[Exercise aim] Show every line where "mobile" occurs.

Records contained in a dataset
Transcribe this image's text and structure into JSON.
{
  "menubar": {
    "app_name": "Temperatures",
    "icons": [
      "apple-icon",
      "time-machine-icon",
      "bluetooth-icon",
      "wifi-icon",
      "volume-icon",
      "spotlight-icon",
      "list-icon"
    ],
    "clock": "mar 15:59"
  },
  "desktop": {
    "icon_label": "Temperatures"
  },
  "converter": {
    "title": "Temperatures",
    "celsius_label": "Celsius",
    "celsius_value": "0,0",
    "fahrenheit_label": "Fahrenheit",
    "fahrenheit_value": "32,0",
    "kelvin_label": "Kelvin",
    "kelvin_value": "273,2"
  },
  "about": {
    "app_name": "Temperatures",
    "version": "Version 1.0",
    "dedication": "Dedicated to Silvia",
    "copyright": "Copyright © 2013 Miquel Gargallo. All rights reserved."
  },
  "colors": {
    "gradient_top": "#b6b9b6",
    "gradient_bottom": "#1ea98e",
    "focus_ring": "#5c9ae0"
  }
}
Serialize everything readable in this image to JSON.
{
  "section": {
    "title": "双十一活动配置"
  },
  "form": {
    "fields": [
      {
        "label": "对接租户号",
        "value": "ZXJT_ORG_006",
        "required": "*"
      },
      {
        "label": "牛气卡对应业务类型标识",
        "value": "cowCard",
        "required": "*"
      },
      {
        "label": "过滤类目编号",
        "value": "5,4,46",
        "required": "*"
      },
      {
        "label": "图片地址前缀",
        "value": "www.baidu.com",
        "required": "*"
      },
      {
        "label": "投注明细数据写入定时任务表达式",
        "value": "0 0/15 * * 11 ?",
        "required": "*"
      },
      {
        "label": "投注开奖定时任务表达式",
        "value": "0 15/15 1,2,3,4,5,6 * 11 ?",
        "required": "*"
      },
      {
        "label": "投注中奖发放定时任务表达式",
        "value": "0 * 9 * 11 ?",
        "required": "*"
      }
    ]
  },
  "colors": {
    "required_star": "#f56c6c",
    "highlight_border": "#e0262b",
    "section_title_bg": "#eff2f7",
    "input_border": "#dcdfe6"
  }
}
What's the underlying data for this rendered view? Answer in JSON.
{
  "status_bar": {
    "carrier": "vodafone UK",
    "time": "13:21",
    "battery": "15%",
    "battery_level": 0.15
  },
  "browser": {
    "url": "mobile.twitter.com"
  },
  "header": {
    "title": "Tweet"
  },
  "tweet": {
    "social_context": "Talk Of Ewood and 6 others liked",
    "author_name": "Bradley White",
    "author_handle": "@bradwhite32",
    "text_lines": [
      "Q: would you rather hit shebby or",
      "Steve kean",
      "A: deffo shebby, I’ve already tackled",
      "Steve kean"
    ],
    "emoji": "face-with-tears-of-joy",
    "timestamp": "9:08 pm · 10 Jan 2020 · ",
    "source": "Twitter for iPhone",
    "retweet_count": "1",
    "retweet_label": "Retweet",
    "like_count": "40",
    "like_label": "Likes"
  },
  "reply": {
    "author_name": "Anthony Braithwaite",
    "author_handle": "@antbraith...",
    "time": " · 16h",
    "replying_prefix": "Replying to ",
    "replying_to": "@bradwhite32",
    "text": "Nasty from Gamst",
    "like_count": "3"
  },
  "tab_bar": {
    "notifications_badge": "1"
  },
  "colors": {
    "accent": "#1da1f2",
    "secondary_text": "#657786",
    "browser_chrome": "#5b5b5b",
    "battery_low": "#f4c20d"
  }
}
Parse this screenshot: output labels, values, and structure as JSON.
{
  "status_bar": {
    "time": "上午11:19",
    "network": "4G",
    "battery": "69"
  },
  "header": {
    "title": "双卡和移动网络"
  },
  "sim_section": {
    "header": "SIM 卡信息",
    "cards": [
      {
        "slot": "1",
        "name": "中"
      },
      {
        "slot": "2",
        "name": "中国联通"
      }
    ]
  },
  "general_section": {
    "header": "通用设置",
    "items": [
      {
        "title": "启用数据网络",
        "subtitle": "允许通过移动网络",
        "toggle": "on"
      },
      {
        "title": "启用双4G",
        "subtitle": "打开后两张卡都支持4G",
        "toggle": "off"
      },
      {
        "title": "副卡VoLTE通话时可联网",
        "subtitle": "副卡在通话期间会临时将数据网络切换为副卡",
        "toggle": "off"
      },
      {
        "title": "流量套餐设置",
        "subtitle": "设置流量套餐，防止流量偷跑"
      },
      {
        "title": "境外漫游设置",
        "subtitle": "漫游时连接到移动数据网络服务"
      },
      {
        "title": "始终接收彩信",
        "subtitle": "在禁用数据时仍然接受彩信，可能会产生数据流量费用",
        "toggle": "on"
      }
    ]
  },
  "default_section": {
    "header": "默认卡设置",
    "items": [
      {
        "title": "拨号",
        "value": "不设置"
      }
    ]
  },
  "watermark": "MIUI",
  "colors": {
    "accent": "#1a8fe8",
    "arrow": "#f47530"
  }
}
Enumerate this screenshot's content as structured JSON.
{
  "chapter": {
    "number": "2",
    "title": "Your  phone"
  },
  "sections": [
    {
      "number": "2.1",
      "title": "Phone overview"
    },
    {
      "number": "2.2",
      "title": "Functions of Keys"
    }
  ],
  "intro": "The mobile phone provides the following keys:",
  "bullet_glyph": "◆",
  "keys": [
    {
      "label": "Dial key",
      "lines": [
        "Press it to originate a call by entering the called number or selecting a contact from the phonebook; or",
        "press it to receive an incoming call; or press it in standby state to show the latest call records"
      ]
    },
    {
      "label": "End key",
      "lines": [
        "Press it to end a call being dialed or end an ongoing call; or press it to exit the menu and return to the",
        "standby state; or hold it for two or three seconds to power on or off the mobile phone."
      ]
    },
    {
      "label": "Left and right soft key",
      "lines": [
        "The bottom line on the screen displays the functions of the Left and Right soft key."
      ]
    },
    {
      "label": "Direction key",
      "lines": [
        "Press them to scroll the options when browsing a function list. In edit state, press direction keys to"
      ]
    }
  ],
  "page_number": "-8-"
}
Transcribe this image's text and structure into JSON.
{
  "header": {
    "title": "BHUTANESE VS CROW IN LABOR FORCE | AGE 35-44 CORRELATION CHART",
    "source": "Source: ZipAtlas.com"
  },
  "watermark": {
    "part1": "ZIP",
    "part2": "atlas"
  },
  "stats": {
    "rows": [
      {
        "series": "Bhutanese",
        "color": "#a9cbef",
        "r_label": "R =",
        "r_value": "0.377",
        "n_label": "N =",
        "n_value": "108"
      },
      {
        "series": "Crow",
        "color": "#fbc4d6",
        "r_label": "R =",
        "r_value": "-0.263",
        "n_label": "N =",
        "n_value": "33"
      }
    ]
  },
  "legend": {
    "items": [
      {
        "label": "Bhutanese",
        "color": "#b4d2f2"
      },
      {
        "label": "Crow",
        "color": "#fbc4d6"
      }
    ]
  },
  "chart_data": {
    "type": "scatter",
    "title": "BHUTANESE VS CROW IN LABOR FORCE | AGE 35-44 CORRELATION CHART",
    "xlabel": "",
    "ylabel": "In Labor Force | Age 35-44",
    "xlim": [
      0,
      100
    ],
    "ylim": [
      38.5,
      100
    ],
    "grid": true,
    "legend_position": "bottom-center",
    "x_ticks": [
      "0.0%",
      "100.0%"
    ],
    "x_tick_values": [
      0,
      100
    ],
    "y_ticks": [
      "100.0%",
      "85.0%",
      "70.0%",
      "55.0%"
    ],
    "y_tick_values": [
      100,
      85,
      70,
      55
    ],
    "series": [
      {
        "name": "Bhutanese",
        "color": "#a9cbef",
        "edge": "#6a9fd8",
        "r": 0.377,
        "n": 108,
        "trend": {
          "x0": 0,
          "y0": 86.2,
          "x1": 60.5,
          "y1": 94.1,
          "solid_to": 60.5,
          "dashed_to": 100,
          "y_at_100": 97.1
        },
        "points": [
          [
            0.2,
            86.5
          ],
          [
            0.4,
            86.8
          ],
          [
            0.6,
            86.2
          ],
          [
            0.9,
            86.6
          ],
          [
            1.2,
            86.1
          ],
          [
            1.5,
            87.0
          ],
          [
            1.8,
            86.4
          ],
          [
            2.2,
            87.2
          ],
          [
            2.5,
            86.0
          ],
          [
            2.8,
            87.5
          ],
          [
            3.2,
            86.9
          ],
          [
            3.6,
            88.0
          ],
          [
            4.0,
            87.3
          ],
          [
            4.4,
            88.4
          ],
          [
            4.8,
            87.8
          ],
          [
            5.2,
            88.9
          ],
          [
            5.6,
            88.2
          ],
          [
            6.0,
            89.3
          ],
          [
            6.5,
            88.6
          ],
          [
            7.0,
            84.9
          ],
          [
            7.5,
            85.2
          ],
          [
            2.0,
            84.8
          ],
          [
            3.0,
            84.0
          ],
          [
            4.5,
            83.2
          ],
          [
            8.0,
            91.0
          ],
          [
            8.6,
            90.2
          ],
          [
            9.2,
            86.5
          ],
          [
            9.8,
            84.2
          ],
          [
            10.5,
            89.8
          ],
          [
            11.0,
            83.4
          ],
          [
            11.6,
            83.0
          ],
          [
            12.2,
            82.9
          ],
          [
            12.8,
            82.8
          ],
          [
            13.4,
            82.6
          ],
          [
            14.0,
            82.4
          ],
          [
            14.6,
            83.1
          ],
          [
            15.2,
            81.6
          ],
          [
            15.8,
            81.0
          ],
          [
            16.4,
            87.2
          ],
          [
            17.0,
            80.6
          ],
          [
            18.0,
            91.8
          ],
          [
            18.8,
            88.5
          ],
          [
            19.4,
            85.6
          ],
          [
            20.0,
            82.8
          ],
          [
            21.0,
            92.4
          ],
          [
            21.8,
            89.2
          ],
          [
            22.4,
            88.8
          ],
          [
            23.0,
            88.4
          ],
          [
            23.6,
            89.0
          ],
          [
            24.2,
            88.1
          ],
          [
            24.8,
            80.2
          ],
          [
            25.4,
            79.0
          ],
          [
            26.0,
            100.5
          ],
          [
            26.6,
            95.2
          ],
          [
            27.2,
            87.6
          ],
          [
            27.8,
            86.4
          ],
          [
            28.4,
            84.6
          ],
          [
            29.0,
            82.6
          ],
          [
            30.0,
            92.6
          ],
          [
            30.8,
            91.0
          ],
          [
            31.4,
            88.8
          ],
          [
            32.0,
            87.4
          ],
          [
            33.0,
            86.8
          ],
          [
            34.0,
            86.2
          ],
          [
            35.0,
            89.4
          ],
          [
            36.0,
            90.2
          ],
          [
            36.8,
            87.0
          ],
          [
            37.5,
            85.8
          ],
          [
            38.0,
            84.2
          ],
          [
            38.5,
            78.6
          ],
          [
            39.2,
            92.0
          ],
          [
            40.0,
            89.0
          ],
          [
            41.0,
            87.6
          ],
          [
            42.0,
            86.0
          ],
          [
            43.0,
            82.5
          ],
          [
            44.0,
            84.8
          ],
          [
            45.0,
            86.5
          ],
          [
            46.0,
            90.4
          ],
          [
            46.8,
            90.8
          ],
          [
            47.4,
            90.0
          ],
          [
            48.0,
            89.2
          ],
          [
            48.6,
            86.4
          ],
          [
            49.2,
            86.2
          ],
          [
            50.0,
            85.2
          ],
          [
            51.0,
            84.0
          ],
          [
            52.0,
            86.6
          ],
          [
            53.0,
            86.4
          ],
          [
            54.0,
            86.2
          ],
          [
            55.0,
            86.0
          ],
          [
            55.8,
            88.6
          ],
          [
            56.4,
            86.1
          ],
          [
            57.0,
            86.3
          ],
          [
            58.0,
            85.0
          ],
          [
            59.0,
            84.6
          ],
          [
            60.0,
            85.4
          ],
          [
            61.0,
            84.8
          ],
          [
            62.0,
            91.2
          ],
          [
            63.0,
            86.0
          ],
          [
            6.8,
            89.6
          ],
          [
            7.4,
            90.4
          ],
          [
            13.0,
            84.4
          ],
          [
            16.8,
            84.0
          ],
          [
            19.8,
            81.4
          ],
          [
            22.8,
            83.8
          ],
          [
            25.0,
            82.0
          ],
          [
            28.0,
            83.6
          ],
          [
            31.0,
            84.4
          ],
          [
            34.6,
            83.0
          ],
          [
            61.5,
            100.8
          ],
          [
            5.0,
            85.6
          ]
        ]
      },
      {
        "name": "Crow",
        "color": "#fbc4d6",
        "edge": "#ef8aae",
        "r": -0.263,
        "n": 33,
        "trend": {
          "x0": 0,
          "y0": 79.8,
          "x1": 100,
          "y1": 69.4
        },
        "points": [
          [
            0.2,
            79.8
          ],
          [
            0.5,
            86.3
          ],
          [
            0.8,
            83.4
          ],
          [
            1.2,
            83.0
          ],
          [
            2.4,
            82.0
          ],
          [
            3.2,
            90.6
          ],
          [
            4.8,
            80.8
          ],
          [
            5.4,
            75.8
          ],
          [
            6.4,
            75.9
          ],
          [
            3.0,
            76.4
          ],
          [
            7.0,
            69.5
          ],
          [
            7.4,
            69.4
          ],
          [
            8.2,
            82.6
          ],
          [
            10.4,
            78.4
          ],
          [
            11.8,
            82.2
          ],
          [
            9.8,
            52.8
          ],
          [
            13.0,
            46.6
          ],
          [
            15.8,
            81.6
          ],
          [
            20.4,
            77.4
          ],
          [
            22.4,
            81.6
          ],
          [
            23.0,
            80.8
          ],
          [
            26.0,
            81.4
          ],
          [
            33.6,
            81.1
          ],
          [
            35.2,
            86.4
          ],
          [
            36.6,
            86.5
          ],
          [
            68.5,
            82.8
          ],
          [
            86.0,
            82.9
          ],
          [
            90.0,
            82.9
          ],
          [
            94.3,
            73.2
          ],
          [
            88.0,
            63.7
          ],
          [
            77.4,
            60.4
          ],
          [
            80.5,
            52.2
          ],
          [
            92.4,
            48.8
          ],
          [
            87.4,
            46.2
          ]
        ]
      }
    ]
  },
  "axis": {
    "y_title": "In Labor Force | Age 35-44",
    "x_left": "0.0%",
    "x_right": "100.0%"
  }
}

[Result for this exercise]
    "url": "mobile.twitter.com"
  "intro": "The mobile phone provides the following keys:",
        "standby state; or hold it for two or three seconds to power on or off the mobile phone."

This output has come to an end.